:: What is required ::
Go through the entries below and pick out every line with "Geographic".

— BEGIN Supplied records —

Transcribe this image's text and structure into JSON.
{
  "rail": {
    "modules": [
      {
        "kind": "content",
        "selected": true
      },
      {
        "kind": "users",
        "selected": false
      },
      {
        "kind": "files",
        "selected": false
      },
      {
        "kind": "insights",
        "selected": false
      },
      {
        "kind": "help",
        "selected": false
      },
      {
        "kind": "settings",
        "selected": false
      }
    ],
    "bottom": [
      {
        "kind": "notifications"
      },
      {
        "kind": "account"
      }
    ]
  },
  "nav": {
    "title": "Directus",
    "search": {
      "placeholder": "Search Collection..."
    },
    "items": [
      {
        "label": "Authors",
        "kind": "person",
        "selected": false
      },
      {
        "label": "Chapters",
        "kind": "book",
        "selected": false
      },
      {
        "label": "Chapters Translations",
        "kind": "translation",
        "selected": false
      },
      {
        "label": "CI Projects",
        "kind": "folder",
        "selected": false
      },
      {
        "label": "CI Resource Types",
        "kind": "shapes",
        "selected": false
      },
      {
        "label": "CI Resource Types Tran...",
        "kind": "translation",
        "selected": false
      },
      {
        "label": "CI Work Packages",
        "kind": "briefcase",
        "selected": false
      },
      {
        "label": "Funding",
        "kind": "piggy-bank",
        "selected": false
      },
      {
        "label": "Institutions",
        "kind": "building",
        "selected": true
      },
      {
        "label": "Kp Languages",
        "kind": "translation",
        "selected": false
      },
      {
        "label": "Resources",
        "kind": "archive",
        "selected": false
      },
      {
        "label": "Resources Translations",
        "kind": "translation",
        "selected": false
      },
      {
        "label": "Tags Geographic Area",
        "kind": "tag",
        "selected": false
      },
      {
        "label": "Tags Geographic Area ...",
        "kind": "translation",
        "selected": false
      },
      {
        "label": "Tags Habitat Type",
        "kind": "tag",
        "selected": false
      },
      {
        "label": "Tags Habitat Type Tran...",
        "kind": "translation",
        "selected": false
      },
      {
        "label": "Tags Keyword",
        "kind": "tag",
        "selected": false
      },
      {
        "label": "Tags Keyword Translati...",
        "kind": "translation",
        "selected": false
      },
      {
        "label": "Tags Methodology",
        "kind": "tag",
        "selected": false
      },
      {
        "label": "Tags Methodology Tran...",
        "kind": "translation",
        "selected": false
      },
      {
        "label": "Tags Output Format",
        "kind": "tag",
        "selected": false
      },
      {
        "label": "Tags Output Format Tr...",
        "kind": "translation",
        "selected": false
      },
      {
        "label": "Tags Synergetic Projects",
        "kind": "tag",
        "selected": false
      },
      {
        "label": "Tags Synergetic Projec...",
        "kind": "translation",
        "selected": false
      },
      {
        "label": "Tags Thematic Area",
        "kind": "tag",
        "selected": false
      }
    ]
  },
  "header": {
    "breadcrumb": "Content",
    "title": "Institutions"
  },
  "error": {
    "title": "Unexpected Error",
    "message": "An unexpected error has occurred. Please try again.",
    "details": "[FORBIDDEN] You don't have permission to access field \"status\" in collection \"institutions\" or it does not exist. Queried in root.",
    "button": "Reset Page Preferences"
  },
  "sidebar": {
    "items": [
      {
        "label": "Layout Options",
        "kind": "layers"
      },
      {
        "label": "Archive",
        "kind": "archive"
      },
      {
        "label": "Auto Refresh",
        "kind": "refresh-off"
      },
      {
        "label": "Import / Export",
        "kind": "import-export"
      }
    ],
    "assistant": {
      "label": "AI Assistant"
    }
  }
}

— END Supplied records —

:: Task result ::
        "label": "Tags Geographic Area",
        "label": "Tags Geographic Area ...",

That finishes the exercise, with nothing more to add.